Start of DATA SECTION

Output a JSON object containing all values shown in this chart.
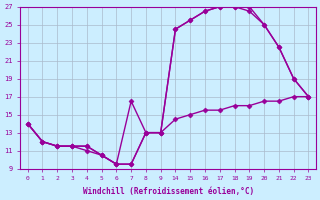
{
  "xlabel": "Windchill (Refroidissement éolien,°C)",
  "bg_color": "#cceeff",
  "line_color": "#990099",
  "grid_color": "#aabbcc",
  "ylim": [
    9,
    27
  ],
  "yticks": [
    9,
    11,
    13,
    15,
    17,
    19,
    21,
    23,
    25,
    27
  ],
  "hour_labels": [
    "0",
    "1",
    "2",
    "3",
    "4",
    "5",
    "6",
    "7",
    "8",
    "9",
    "14",
    "15",
    "16",
    "17",
    "18",
    "19",
    "20",
    "21",
    "22",
    "23"
  ],
  "line1_y": [
    14.0,
    12.0,
    11.5,
    11.5,
    11.5,
    10.5,
    9.5,
    16.5,
    13.0,
    13.0,
    24.5,
    25.5,
    26.5,
    27.0,
    27.0,
    26.5,
    25.0,
    22.5,
    19.0,
    17.0
  ],
  "line2_y": [
    14.0,
    12.0,
    11.5,
    11.5,
    11.5,
    10.5,
    9.5,
    9.5,
    13.0,
    13.0,
    24.5,
    25.5,
    26.5,
    27.0,
    27.0,
    27.0,
    25.0,
    22.5,
    19.0,
    17.0
  ],
  "line3_y": [
    14.0,
    12.0,
    11.5,
    11.5,
    11.0,
    10.5,
    9.5,
    9.5,
    13.0,
    13.0,
    14.5,
    15.0,
    15.5,
    15.5,
    16.0,
    16.0,
    16.5,
    16.5,
    17.0,
    17.0
  ],
  "marker": "D",
  "marker_size": 2.5,
  "linewidth": 1.0
}
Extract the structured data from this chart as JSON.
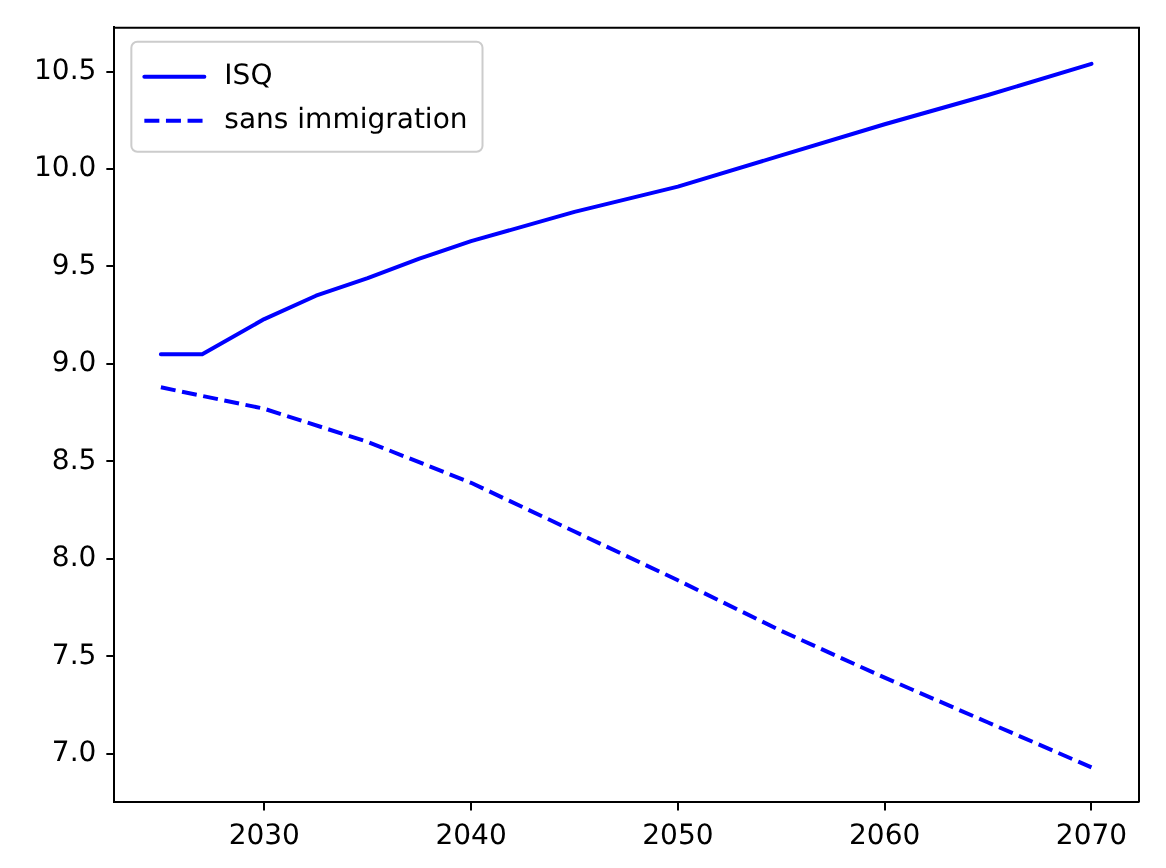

End of DATA SECTION

Show every line that contains the word "JSON".

Output a JSON object containing all values shown in this chart.
Extract the structured data from this chart as JSON.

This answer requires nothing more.